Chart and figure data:
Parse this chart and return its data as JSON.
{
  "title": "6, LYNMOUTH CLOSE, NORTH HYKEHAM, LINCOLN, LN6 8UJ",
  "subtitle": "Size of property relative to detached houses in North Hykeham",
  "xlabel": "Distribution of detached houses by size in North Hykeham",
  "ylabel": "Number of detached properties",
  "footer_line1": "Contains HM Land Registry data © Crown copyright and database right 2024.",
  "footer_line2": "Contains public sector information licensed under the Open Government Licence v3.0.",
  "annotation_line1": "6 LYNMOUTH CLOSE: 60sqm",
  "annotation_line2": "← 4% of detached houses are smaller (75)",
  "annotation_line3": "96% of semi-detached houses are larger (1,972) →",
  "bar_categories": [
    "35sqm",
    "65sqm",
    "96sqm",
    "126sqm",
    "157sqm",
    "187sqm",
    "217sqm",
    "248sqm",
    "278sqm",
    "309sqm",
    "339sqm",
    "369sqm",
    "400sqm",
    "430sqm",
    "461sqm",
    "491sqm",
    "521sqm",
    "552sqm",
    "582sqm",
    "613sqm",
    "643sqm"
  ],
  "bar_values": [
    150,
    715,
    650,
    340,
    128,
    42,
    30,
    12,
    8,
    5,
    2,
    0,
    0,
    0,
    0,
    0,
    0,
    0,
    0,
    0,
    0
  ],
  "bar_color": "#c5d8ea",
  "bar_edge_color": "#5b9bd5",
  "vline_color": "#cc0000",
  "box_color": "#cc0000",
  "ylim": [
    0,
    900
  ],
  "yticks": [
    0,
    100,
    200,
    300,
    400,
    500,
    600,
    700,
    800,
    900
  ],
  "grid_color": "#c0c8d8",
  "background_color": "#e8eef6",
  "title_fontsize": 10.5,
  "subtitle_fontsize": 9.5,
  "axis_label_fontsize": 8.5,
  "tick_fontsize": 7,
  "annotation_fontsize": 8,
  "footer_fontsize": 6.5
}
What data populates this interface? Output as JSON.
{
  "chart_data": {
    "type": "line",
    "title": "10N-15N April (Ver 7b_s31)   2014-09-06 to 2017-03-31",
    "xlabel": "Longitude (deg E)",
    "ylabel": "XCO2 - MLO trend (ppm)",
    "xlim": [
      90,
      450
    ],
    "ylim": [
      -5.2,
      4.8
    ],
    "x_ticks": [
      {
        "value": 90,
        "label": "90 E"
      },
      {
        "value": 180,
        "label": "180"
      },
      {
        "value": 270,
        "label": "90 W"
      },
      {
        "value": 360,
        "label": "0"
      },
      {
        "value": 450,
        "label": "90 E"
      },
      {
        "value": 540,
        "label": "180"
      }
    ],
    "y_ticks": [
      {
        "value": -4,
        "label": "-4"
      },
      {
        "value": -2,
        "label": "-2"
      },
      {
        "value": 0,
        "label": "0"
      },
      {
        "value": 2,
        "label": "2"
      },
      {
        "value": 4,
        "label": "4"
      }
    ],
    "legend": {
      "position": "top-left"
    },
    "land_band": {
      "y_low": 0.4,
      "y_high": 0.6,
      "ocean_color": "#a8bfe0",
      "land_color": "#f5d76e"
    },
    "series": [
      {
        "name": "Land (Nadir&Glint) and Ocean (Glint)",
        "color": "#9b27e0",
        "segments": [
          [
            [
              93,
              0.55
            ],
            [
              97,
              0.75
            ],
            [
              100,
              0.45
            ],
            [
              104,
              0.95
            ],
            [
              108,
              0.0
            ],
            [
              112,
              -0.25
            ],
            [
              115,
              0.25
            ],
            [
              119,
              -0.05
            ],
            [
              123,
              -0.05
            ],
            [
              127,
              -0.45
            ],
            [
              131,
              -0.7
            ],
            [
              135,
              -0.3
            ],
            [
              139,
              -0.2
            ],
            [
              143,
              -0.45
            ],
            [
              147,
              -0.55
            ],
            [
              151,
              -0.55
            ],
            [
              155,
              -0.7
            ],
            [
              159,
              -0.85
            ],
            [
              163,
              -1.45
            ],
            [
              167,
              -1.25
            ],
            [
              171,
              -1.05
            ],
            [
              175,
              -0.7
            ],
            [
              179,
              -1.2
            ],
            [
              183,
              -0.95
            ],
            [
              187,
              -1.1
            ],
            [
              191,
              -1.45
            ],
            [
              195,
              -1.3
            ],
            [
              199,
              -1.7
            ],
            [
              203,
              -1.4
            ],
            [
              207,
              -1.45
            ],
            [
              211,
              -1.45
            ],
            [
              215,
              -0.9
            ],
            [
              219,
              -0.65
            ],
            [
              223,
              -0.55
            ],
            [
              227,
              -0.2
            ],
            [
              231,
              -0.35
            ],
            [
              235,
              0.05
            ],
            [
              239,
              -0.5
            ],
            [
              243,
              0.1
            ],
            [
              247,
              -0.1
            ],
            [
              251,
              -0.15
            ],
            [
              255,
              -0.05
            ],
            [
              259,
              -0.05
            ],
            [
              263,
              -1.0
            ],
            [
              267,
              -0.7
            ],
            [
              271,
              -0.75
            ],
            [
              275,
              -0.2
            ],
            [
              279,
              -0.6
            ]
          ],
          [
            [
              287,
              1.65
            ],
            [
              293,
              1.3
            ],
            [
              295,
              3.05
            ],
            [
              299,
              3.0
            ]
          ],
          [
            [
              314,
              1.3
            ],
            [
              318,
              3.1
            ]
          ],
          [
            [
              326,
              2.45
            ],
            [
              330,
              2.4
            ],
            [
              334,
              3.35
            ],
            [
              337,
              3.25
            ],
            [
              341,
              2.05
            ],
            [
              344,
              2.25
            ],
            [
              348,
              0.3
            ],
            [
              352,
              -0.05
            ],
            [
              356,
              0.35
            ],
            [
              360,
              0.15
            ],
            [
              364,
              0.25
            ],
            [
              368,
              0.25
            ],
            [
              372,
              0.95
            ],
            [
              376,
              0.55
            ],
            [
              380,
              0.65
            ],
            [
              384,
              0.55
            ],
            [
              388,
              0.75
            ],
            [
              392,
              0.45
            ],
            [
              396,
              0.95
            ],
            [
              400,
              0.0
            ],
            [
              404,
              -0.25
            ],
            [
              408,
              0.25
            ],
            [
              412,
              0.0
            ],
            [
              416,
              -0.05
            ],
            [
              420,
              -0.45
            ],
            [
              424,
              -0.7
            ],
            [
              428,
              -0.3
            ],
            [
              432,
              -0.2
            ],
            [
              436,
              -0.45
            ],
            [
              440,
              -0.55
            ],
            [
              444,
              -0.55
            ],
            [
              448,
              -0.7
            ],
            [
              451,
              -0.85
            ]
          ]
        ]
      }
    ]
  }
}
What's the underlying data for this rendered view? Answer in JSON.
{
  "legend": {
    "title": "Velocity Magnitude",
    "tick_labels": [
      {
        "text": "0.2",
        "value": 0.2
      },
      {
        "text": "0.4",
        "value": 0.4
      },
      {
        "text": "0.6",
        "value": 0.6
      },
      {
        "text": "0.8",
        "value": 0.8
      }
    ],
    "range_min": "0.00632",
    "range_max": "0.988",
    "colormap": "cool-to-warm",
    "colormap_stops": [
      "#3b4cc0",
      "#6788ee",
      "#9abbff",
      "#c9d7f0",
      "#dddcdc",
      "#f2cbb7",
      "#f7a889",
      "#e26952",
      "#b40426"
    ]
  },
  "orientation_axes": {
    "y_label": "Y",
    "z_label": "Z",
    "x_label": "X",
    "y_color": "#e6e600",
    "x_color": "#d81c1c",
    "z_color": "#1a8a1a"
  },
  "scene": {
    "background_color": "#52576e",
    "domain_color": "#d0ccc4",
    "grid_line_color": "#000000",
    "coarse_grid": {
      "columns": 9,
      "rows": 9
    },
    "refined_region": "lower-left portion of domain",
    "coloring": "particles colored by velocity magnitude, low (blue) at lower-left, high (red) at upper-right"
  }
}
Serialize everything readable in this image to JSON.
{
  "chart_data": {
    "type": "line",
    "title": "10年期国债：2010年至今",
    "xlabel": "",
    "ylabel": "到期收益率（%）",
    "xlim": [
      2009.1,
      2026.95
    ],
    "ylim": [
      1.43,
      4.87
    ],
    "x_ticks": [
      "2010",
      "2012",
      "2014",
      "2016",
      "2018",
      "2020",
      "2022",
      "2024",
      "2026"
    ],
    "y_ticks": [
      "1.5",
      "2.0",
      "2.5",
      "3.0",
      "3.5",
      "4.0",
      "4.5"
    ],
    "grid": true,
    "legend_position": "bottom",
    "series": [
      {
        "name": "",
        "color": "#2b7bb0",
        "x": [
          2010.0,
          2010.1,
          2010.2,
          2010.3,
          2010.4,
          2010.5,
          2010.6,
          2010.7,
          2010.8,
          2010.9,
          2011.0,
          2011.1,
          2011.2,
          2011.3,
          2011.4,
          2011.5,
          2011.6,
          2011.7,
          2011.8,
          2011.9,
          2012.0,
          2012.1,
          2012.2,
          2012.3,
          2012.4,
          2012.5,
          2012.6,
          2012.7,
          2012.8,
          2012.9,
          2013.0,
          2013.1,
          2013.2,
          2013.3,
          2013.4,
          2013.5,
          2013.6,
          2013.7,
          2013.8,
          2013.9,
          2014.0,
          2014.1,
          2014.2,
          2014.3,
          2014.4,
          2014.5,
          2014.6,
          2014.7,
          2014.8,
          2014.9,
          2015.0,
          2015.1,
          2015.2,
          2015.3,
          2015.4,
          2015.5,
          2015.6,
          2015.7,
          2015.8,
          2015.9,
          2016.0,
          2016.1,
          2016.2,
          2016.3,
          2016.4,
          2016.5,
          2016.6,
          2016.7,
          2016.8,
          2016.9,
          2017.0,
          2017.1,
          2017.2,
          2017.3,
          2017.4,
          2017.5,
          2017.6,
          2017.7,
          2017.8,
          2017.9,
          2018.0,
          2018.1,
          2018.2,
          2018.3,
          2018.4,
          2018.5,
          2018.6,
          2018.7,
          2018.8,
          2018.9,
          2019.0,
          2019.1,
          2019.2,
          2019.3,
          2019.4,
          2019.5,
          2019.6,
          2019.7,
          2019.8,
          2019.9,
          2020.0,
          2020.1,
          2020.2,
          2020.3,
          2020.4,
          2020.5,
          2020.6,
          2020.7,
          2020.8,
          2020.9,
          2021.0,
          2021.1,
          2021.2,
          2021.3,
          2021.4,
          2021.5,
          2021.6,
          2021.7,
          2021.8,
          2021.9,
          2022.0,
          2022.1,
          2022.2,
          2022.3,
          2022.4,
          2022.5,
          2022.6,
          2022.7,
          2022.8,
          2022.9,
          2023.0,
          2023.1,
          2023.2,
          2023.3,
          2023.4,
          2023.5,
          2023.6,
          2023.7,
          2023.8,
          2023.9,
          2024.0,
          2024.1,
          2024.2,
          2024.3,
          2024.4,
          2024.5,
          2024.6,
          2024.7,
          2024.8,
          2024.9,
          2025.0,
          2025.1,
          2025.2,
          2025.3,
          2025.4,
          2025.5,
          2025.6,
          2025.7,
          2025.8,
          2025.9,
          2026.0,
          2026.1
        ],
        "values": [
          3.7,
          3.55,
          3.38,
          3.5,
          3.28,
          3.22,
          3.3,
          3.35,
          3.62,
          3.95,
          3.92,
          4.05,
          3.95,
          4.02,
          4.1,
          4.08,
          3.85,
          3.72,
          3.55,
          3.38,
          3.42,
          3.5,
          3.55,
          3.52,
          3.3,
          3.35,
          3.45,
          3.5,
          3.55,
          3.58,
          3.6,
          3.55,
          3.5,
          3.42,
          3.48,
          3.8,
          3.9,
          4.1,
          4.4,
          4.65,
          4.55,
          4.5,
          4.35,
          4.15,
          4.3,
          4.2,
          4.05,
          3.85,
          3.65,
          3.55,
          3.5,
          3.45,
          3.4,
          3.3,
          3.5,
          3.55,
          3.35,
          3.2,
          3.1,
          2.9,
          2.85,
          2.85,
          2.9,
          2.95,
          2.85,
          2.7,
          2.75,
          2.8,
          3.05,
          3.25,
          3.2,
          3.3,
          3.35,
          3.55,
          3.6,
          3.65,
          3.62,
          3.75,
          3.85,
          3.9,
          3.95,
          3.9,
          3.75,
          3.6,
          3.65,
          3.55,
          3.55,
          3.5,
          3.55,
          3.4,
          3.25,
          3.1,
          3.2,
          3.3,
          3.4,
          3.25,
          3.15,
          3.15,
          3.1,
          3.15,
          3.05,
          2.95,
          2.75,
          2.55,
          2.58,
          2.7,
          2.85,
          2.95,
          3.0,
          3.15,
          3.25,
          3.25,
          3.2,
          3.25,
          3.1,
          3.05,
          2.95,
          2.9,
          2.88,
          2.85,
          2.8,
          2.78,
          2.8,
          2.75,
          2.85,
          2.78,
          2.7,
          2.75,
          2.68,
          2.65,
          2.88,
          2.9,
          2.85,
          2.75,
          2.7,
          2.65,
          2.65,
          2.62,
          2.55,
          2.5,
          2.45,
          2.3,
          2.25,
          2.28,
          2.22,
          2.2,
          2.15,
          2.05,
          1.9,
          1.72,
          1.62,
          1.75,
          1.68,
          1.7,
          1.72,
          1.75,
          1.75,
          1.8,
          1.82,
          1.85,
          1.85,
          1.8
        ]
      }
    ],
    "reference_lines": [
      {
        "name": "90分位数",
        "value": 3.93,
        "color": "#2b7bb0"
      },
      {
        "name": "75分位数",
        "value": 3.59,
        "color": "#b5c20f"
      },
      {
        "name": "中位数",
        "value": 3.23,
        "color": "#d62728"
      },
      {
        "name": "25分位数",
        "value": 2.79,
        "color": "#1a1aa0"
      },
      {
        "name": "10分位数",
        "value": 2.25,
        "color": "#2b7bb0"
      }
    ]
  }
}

§ **WHAT IS REQUIRED**
Search the data for "name". Copy every matching line.

§ **WRITTEN RESPONSE**
        "name": "Land (Nadir&Glint) and Ocean (Glint)",
        "name": "",
        "name": "90分位数",
        "name": "75分位数",
        "name": "中位数",
        "name": "25分位数",
        "name": "10分位数",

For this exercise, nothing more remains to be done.